#### [Problem description]
Provide the count of lines that hold "value" and no other output.

#### [Part of a data file]
------------------------------------------------------------------------

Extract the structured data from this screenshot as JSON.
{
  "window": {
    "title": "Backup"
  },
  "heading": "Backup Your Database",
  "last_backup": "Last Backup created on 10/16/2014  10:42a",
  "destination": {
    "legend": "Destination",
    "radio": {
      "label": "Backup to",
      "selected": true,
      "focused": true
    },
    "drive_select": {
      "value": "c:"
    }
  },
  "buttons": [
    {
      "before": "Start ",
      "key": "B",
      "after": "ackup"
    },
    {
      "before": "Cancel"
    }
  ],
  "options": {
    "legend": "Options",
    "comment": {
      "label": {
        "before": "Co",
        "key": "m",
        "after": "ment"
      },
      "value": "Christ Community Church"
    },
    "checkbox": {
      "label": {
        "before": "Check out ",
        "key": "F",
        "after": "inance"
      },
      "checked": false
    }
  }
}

------------------------------------------------------------------------

#### [Output of the exercise]
2